Aim of the task. Repeat every line of the listing below exactly, minus the pictures.

Records for this task.
====

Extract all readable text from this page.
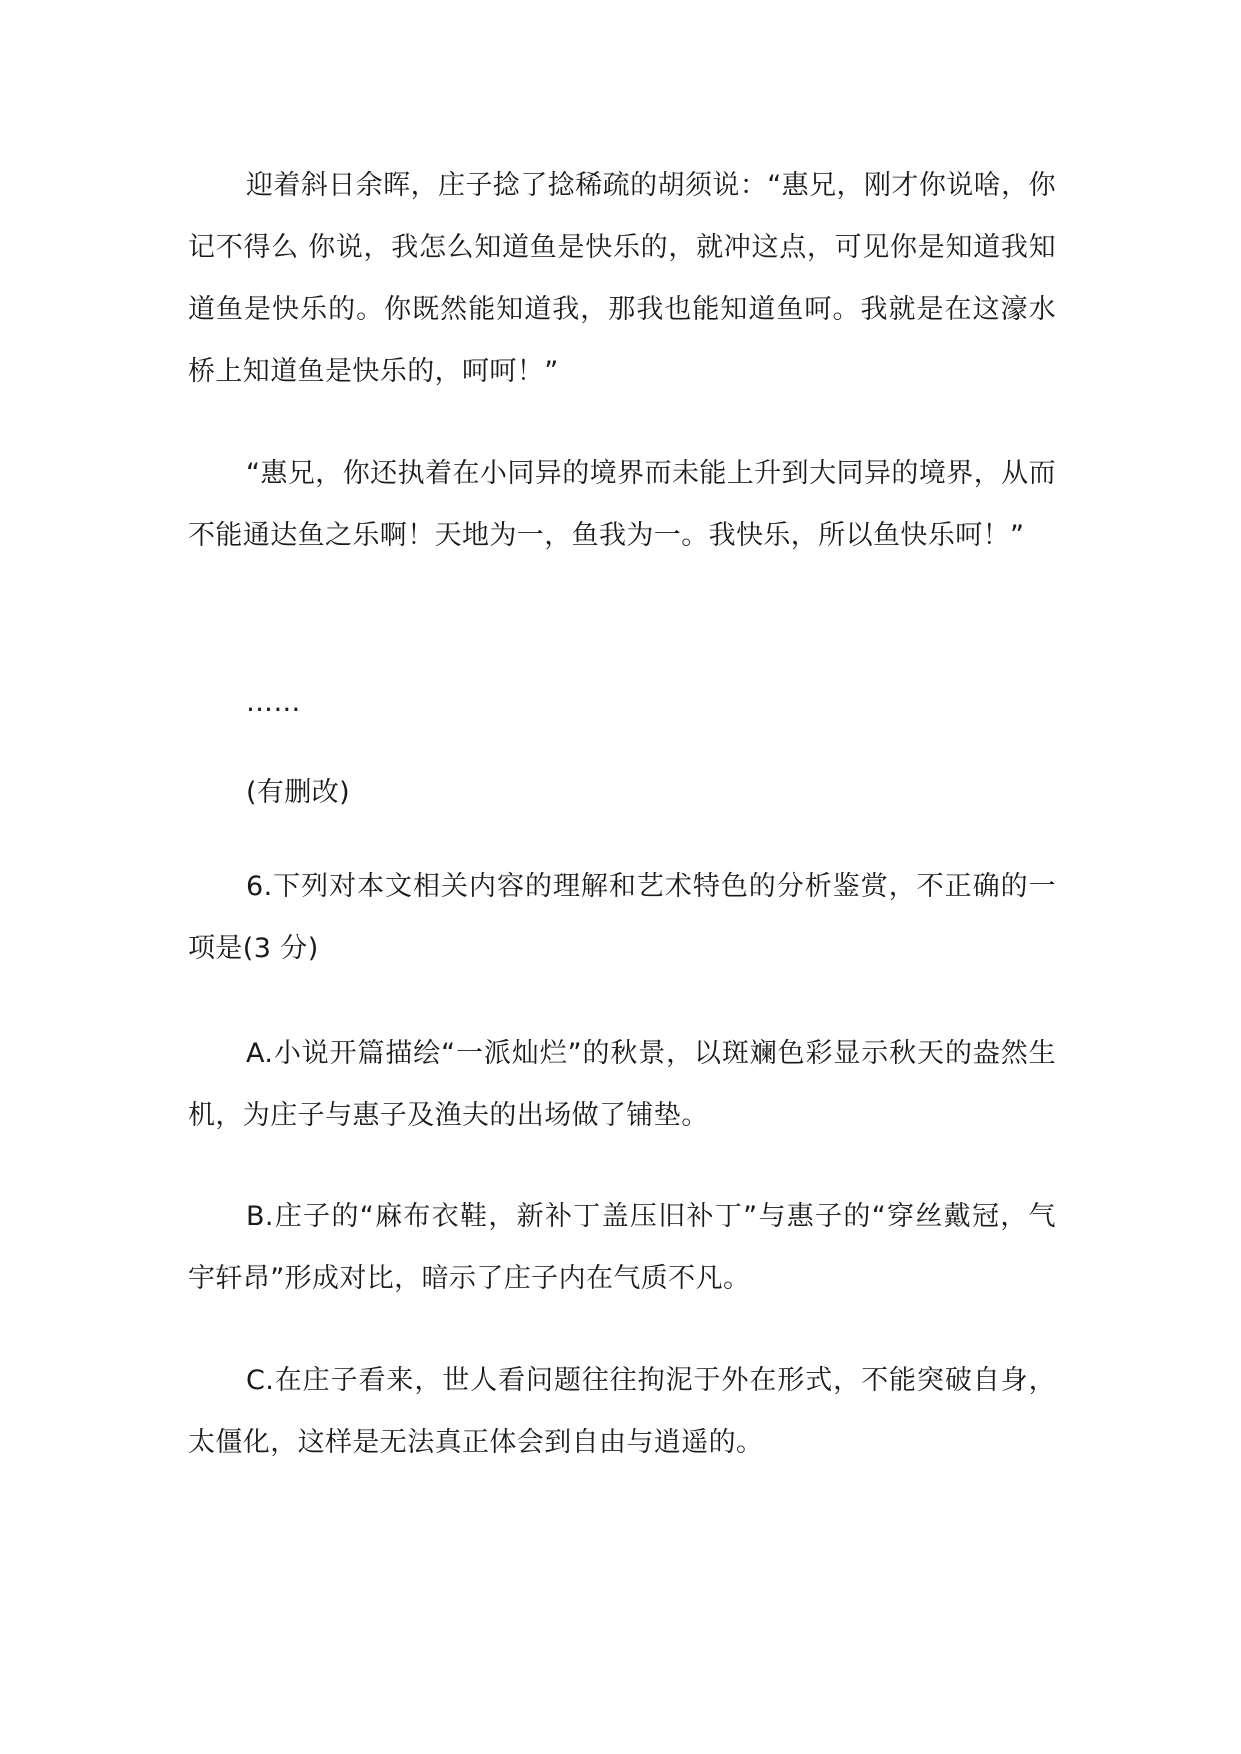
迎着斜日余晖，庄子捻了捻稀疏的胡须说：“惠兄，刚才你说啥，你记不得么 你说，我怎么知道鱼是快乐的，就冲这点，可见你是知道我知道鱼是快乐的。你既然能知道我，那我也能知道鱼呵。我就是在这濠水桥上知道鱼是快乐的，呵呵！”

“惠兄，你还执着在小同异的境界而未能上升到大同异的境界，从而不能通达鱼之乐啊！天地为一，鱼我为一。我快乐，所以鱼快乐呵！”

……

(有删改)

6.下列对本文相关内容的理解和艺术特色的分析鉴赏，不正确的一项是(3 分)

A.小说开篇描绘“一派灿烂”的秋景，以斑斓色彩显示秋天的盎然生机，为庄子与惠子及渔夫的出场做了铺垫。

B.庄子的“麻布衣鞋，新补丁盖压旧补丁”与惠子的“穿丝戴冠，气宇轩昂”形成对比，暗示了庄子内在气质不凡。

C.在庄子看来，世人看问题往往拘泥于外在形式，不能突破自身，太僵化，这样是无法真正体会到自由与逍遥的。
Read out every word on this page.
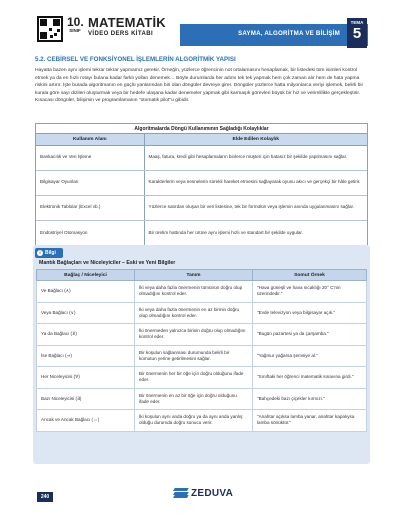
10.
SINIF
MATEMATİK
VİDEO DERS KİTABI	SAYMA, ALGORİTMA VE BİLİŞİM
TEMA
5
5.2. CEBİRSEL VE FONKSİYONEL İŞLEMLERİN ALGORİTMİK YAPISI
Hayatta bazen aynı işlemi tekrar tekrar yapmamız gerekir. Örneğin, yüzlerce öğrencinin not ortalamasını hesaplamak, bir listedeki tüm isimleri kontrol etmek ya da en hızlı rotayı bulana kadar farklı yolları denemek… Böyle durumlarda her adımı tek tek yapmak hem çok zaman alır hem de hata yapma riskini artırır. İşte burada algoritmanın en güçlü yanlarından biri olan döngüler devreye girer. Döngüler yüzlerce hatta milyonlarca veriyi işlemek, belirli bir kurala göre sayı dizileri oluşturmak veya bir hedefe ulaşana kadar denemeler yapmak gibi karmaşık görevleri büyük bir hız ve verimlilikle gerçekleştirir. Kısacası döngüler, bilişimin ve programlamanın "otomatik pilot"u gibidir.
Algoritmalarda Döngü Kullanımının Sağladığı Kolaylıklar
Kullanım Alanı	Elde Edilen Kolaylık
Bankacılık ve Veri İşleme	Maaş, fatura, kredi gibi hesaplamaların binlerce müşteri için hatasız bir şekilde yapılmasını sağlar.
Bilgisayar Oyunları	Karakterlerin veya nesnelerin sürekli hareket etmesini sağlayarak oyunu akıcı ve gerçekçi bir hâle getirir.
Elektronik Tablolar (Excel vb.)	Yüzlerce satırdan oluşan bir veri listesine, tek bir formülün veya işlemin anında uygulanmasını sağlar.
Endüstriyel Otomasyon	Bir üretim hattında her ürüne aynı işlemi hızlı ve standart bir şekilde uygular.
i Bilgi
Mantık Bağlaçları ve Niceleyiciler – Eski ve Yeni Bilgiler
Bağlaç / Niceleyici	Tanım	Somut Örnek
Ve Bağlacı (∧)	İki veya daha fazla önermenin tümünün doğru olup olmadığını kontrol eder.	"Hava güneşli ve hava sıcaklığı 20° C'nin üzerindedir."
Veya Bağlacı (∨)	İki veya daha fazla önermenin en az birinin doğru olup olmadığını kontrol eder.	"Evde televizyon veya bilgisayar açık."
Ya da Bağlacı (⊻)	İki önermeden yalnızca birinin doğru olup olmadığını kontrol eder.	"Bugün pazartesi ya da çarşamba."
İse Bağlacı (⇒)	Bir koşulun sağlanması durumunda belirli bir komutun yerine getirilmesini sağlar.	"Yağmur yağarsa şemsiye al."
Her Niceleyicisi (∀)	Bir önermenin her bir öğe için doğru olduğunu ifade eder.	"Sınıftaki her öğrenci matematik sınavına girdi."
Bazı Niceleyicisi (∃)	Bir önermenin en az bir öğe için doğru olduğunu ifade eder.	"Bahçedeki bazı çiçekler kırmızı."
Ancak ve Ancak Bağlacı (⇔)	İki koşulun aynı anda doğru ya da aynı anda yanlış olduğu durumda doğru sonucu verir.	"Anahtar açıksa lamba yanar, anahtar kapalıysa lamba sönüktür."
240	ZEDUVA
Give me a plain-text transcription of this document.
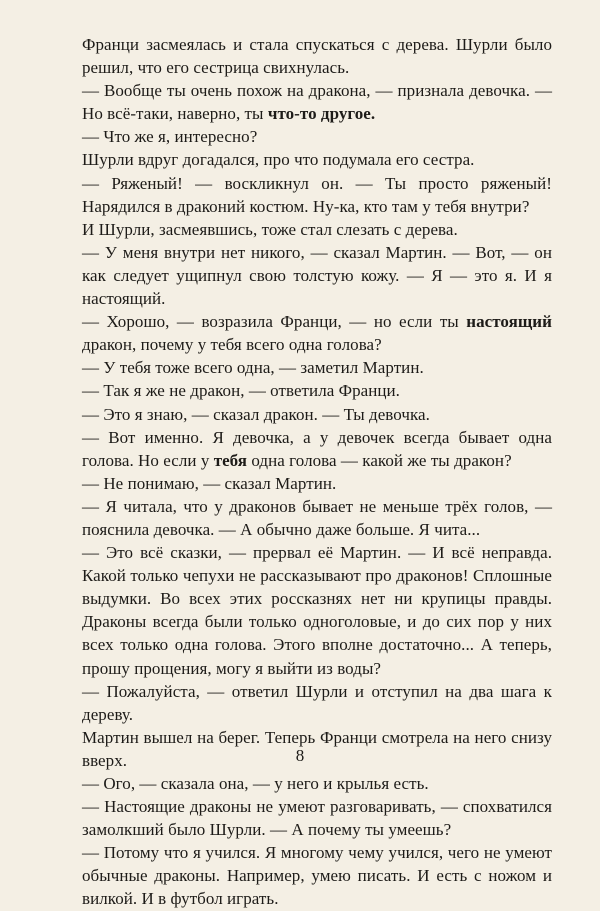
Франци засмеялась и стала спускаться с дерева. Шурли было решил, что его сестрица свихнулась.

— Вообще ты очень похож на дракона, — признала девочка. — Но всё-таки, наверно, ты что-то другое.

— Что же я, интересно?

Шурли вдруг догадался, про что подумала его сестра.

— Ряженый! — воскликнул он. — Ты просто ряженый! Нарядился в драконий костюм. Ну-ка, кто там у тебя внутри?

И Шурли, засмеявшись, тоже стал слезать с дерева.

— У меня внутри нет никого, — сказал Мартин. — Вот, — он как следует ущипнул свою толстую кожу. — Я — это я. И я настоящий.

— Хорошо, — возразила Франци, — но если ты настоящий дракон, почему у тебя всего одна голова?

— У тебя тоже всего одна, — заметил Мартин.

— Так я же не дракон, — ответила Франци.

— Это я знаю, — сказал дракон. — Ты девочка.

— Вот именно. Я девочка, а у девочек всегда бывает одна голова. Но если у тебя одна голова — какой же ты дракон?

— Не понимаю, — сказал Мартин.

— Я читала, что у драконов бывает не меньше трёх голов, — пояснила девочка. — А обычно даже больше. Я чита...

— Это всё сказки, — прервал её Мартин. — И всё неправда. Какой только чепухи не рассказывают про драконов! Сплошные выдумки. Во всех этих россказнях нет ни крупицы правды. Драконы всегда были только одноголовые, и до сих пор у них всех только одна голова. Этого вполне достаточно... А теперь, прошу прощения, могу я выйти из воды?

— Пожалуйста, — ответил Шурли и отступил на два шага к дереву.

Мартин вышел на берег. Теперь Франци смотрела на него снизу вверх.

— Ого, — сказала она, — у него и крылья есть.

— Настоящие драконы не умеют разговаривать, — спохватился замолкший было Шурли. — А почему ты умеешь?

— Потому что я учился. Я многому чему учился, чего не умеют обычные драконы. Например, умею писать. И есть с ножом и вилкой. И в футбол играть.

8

====

Solution.
Extract all readable text from this page.
迎着斜日余晖，庄子捻了捻稀疏的胡须说：“惠兄，刚才你说啥，你记不得么 你说，我怎么知道鱼是快乐的，就冲这点，可见你是知道我知道鱼是快乐的。你既然能知道我，那我也能知道鱼呵。我就是在这濠水桥上知道鱼是快乐的，呵呵！”

“惠兄，你还执着在小同异的境界而未能上升到大同异的境界，从而不能通达鱼之乐啊！天地为一，鱼我为一。我快乐，所以鱼快乐呵！”

……

(有删改)

6.下列对本文相关内容的理解和艺术特色的分析鉴赏，不正确的一项是(3 分)

A.小说开篇描绘“一派灿烂”的秋景，以斑斓色彩显示秋天的盎然生机，为庄子与惠子及渔夫的出场做了铺垫。

B.庄子的“麻布衣鞋，新补丁盖压旧补丁”与惠子的“穿丝戴冠，气宇轩昂”形成对比，暗示了庄子内在气质不凡。

C.在庄子看来，世人看问题往往拘泥于外在形式，不能突破自身，太僵化，这样是无法真正体会到自由与逍遥的。
Read out every word on this page.
10.
SINIF
MATEMATİK
VİDEO DERS KİTABI	SAYMA, ALGORİTMA VE BİLİŞİM
TEMA
5
5.2. CEBİRSEL VE FONKSİYONEL İŞLEMLERİN ALGORİTMİK YAPISI
Hayatta bazen aynı işlemi tekrar tekrar yapmamız gerekir. Örneğin, yüzlerce öğrencinin not ortalamasını hesaplamak, bir listedeki tüm isimleri kontrol etmek ya da en hızlı rotayı bulana kadar farklı yolları denemek… Böyle durumlarda her adımı tek tek yapmak hem çok zaman alır hem de hata yapma riskini artırır. İşte burada algoritmanın en güçlü yanlarından biri olan döngüler devreye girer. Döngüler yüzlerce hatta milyonlarca veriyi işlemek, belirli bir kurala göre sayı dizileri oluşturmak veya bir hedefe ulaşana kadar denemeler yapmak gibi karmaşık görevleri büyük bir hız ve verimlilikle gerçekleştirir. Kısacası döngüler, bilişimin ve programlamanın "otomatik pilot"u gibidir.
Algoritmalarda Döngü Kullanımının Sağladığı Kolaylıklar
Kullanım Alanı	Elde Edilen Kolaylık
Bankacılık ve Veri İşleme	Maaş, fatura, kredi gibi hesaplamaların binlerce müşteri için hatasız bir şekilde yapılmasını sağlar.
Bilgisayar Oyunları	Karakterlerin veya nesnelerin sürekli hareket etmesini sağlayarak oyunu akıcı ve gerçekçi bir hâle getirir.
Elektronik Tablolar (Excel vb.)	Yüzlerce satırdan oluşan bir veri listesine, tek bir formülün veya işlemin anında uygulanmasını sağlar.
Endüstriyel Otomasyon	Bir üretim hattında her ürüne aynı işlemi hızlı ve standart bir şekilde uygular.
i Bilgi
Mantık Bağlaçları ve Niceleyiciler – Eski ve Yeni Bilgiler
Bağlaç / Niceleyici	Tanım	Somut Örnek
Ve Bağlacı (∧)	İki veya daha fazla önermenin tümünün doğru olup olmadığını kontrol eder.	"Hava güneşli ve hava sıcaklığı 20° C'nin üzerindedir."
Veya Bağlacı (∨)	İki veya daha fazla önermenin en az birinin doğru olup olmadığını kontrol eder.	"Evde televizyon veya bilgisayar açık."
Ya da Bağlacı (⊻)	İki önermeden yalnızca birinin doğru olup olmadığını kontrol eder.	"Bugün pazartesi ya da çarşamba."
İse Bağlacı (⇒)	Bir koşulun sağlanması durumunda belirli bir komutun yerine getirilmesini sağlar.	"Yağmur yağarsa şemsiye al."
Her Niceleyicisi (∀)	Bir önermenin her bir öğe için doğru olduğunu ifade eder.	"Sınıftaki her öğrenci matematik sınavına girdi."
Bazı Niceleyicisi (∃)	Bir önermenin en az bir öğe için doğru olduğunu ifade eder.	"Bahçedeki bazı çiçekler kırmızı."
Ancak ve Ancak Bağlacı (⇔)	İki koşulun aynı anda doğru ya da aynı anda yanlış olduğu durumda doğru sonucu verir.	"Anahtar açıksa lamba yanar, anahtar kapalıysa lamba sönüktür."
240	ZEDUVA
Give me a plain-text transcription of this document.
Франци засмеялась и стала спускаться с дерева. Шурли было решил, что его сестрица свихнулась.

— Вообще ты очень похож на дракона, — признала девочка. — Но всё-таки, наверно, ты что-то другое.

— Что же я, интересно?

Шурли вдруг догадался, про что подумала его сестра.

— Ряженый! — воскликнул он. — Ты просто ряженый! Нарядился в драконий костюм. Ну-ка, кто там у тебя внутри?

И Шурли, засмеявшись, тоже стал слезать с дерева.

— У меня внутри нет никого, — сказал Мартин. — Вот, — он как следует ущипнул свою толстую кожу. — Я — это я. И я настоящий.

— Хорошо, — возразила Франци, — но если ты настоящий дракон, почему у тебя всего одна голова?

— У тебя тоже всего одна, — заметил Мартин.

— Так я же не дракон, — ответила Франци.

— Это я знаю, — сказал дракон. — Ты девочка.

— Вот именно. Я девочка, а у девочек всегда бывает одна голова. Но если у тебя одна голова — какой же ты дракон?

— Не понимаю, — сказал Мартин.

— Я читала, что у драконов бывает не меньше трёх голов, — пояснила девочка. — А обычно даже больше. Я чита...

— Это всё сказки, — прервал её Мартин. — И всё неправда. Какой только чепухи не рассказывают про драконов! Сплошные выдумки. Во всех этих россказнях нет ни крупицы правды. Драконы всегда были только одноголовые, и до сих пор у них всех только одна голова. Этого вполне достаточно... А теперь, прошу прощения, могу я выйти из воды?

— Пожалуйста, — ответил Шурли и отступил на два шага к дереву.

Мартин вышел на берег. Теперь Франци смотрела на него снизу вверх.

— Ого, — сказала она, — у него и крылья есть.

— Настоящие драконы не умеют разговаривать, — спохватился замолкший было Шурли. — А почему ты умеешь?

— Потому что я учился. Я многому чему учился, чего не умеют обычные драконы. Например, умею писать. И есть с ножом и вилкой. И в футбол играть.

8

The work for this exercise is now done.